TEXTAUFGABE A —
An welchem Tag nahm Ramelow laut dem Text über das Verfahren gegen Bodo Ramelow an der Demonstration in Dresden teil?
TEXTAUFGABE B —
Gib den Abschnitt aus dem Text über das Verfahren gegen Bodo Ramelow wortgetreu wieder, beginnend bei „Kaum im Amt, bahnt“ und endend bei „so der Vorwurf.“.

VORLIEGENDER TEXT —
--
Ein Dresdner Richter hat beantragt, die Immunität von Thüringens Regierungschef Bodo Ramelow aufzuheben. Warum jetzt?

Von Claudia Ehrenstein , Uwe Müller , Miriam Hollstein , Claus Christian Malzahn

Kaum im Amt, bahnt sich ein Kleinkrieg zwischen dem neuen Thüringer Ministerpräsidenten Bodo Ramelow (Linke) und einem Richter aus der sächsischen Landeshauptstadt Dresden  an. Der Vorfall, um den es geht, liegt zwar fünf Jahre zurück. Dass er gerade jetzt, kurz nach der Inthronisierung Ramelows zum ersten linken Regierungschef, politisch und juristisch relevant wird, sorgt für wilde Spekulationen.

Am 13. Februar 2010 hatte Ramelow an einer Demonstration gegen einen “Trauermarsch” der rechtsextremen Jungen Landsmannschaft Ostdeutschland anlässlich der Bombardierung Dresdens im Februar 1945 protestiert. Daraufhin leitete die Dresdner Staatsanwaltschaft ein Verfahren wegen Blockade gegen ihn ein. Ramelow hätte die Gegendemonstration maßgeblich mitorganisiert und in besonderem Maße die genehmigte Demonstration der Landsmannschaft behindert, so der Vorwurf.

Das Angebot, das Verfahren gegen eine Geldauflage einzustellen, lehnte Ramelow jedoch ab. Schließlich wurde das Verfahren im April dieses Jahres wegen Geringfügigkeit eingestellt, unter Auflage der Kostenteilung. Ramelow sollte für seine eigenen Anwaltskosten aufkommen. Dagegen hatte er sich gewehrt und Rechtsmittel eingelegt. “Ich akzeptiere keinen Freispruch zweiter Klasse”, sagte Ramelow. “Es geht hier nicht um mich, sondern um die Frage, ob man zu Demonstrationen gehen kann oder nicht.” Das Dresdner Landgericht war der Beschwerde gefolgt und hatte die Einstellung aufgehoben. Seither ist das Verfahren wieder offen.

Nun – also acht Monate später – hat das Amtsgericht Dresden beim Präsidenten des Thüringer Landtags die Aufhebung von Ramelows Immunität beantragt. Darüber, dass dieser Antrag zwei Tage vor seiner Wahl zum Ministerpräsidenten abgeschickt wurde, sei er “irritiert”, sagte Ramelow der “Welt”. Nicht der Antrag auf Aufhebung der Immunität stört ihn dabei, sondern das Datum: “Ein Schalk, der Böses dabei denkt.”
--
BEREITGESTELLTE ANGABEN —
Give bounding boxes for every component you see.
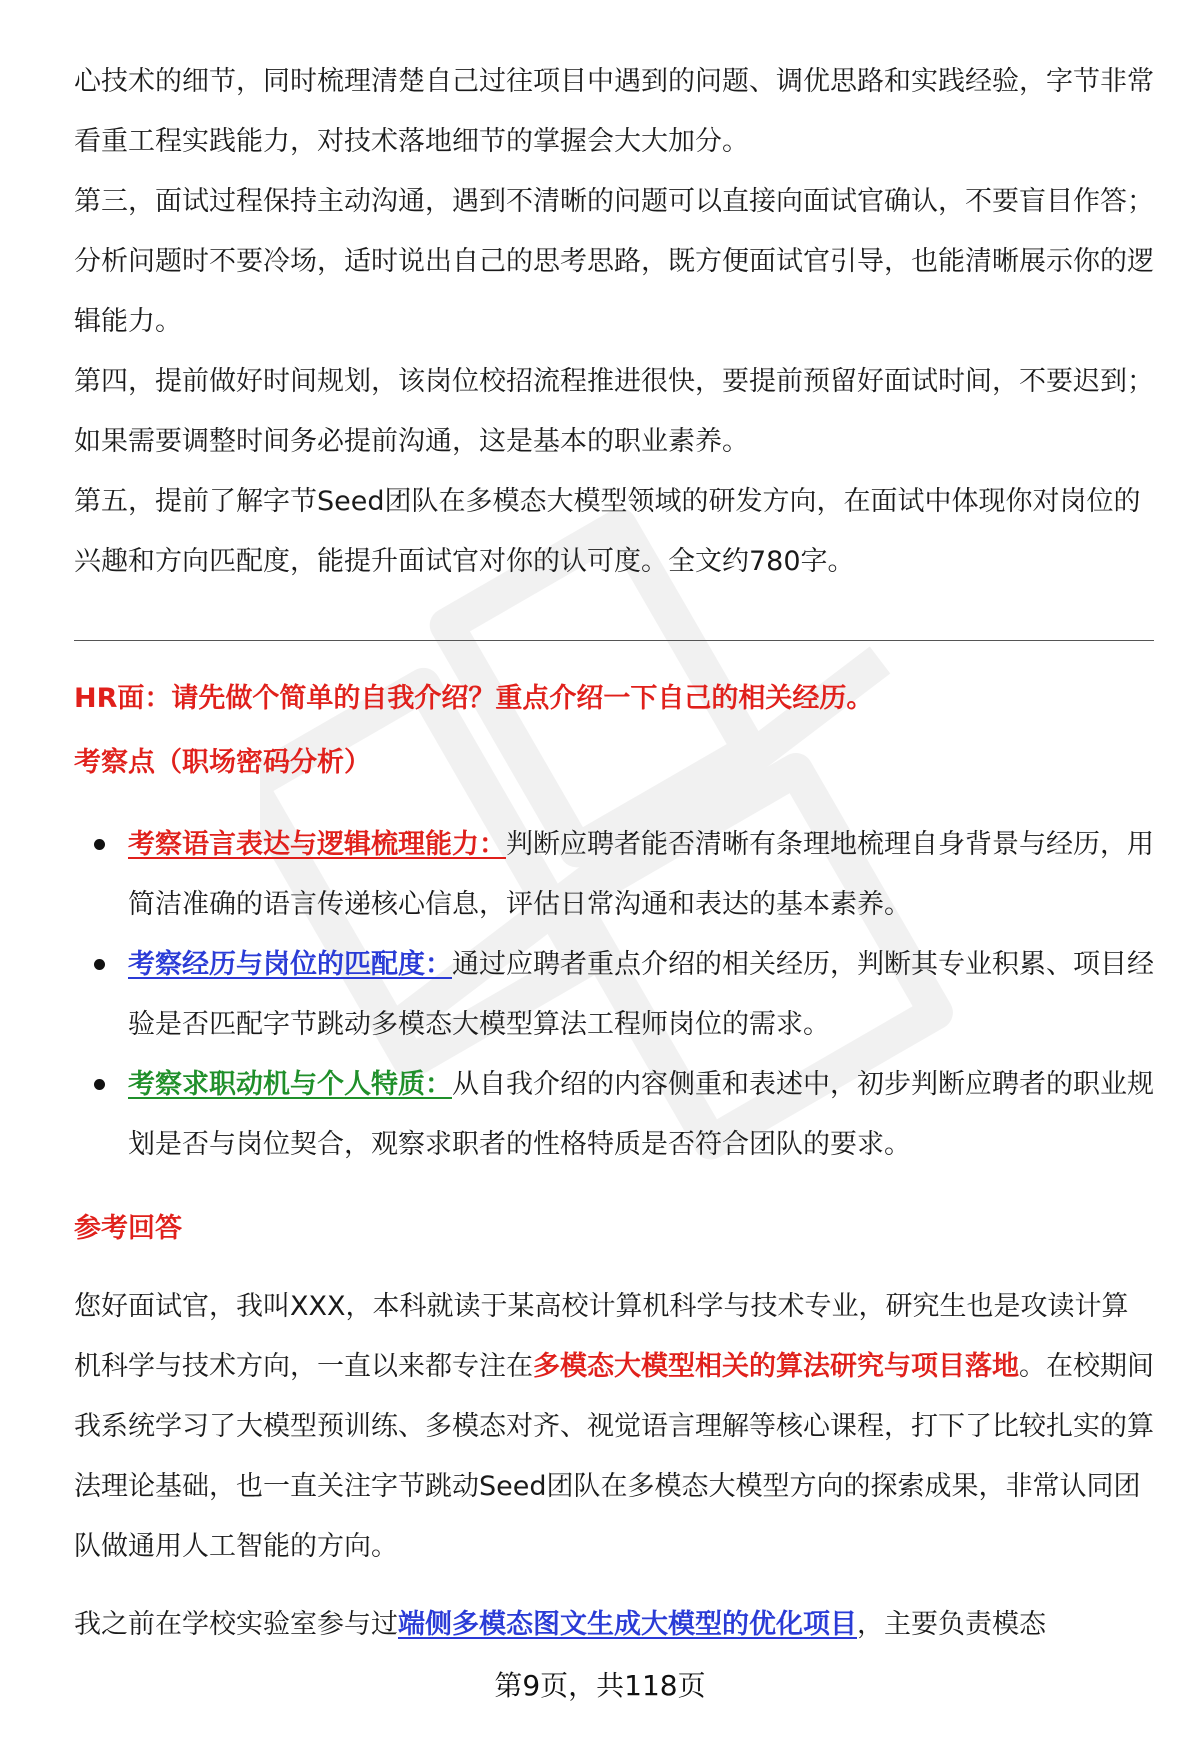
bullet-dot-icon	[94, 839, 105, 850]
answer-paragraph-2	[74, 1595, 1154, 1655]
answer-emphasis: 端侧多模态图文生成大模型的优化项目	[398, 1609, 857, 1640]
answer-text: 您好面试官，我叫XXX，本科就读于某高校计算机科学与技术专业，研究生也是攻读计算机科学与技术方向，一直以来都专注在	[74, 1291, 1129, 1382]
points-heading: 考察点（职场密码分析）	[74, 747, 371, 778]
answer-text: 我之前在学校实验室参与过	[74, 1609, 398, 1640]
list-item	[74, 1055, 1154, 1175]
reference-answer-heading: 参考回答	[74, 1213, 182, 1244]
answer-text: 。在校期间我系统学习了大模型预训练、多模态对齐、视觉语言理解等核心课程，打下了比较扎实的算法理论基础，也一直关注字节跳动Seed团队在多模态大模型方向的探索成果，非常认同团队做通用人工智能的方向。	[74, 1351, 1154, 1562]
bullet-dot-icon	[94, 959, 105, 970]
page-number: 第9页，共118页	[494, 1669, 706, 1702]
points-list	[74, 815, 1154, 1175]
intro-paragraph: 心技术的细节，同时梳理清楚自己过往项目中遇到的问题、调优思路和实践经验，字节非常看重工程实践能力，对技术落地细节的掌握会大大加分。	[74, 66, 1154, 157]
answer-emphasis: 多模态大模型相关的算法研究与项目落地	[533, 1351, 1019, 1382]
answer-text: ，主要负责模态	[857, 1609, 1046, 1640]
point-text: 判断应聘者能否清晰有条理地梳理自身背景与经历，用简洁准确的语言传递核心信息，评估日常沟通和表达的基本素养。	[128, 829, 1154, 920]
document-page	[74, 52, 1154, 1655]
tip-3-paragraph: 第三，面试过程保持主动沟通，遇到不清晰的问题可以直接向面试官确认，不要盲目作答；分析问题时不要冷场，适时说出自己的思考思路，既方便面试官引导，也能清晰展示你的逻辑能力。	[74, 186, 1154, 337]
answer-paragraph-1	[74, 1277, 1154, 1577]
point-text: 通过应聘者重点介绍的相关经历，判断其专业积累、项目经验是否匹配字节跳动多模态大模型算法工程师岗位的需求。	[128, 949, 1154, 1040]
bullet-dot-icon	[94, 1079, 105, 1090]
list-item	[74, 815, 1154, 935]
point-text: 从自我介绍的内容侧重和表述中，初步判断应聘者的职业规划是否与岗位契合，观察求职者的性格特质是否符合团队的要求。	[128, 1069, 1154, 1160]
point-label: 考察求职动机与个人特质：	[128, 1069, 452, 1100]
point-label: 考察语言表达与逻辑梳理能力：	[128, 829, 506, 860]
section-divider	[74, 640, 1154, 641]
point-label: 考察经历与岗位的匹配度：	[128, 949, 452, 980]
question-title: HR面：请先做个简单的自我介绍？重点介绍一下自己的相关经历。	[74, 683, 874, 714]
list-item	[74, 935, 1154, 1055]
tip-5-paragraph: 第五，提前了解字节Seed团队在多模态大模型领域的研发方向，在面试中体现你对岗位的兴趣和方向匹配度，能提升面试官对你的认可度。全文约780字。	[74, 486, 1141, 577]
tip-4-paragraph: 第四，提前做好时间规划，该岗位校招流程推进很快，要提前预留好面试时间，不要迟到；如果需要调整时间务必提前沟通，这是基本的职业素养。	[74, 366, 1154, 457]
--
ENDERGEBNIS A —
Am 13. Februar 2010.

ENDERGEBNIS B —
Kaum im Amt, bahnt sich ein Kleinkrieg zwischen dem neuen Thüringer Ministerpräsidenten Bodo Ramelow (Linke) und einem Richter aus der sächsischen Landeshauptstadt Dresden  an. Der Vorfall, um den es geht, liegt zwar fünf Jahre zurück. Dass er gerade jetzt, kurz nach der Inthronisierung Ramelows zum ersten linken Regierungschef, politisch und juristisch relevant wird, sorgt für wilde Spekulationen.

Am 13. Februar 2010 hatte Ramelow an einer Demonstration gegen einen “Trauermarsch” der rechtsextremen Jungen Landsmannschaft Ostdeutschland anlässlich der Bombardierung Dresdens im Februar 1945 protestiert. Daraufhin leitete die Dresdner Staatsanwaltschaft ein Verfahren wegen Blockade gegen ihn ein. Ramelow hätte die Gegendemonstration maßgeblich mitorganisiert und in besonderem Maße die genehmigte Demonstration der Landsmannschaft behindert, so der Vorwurf.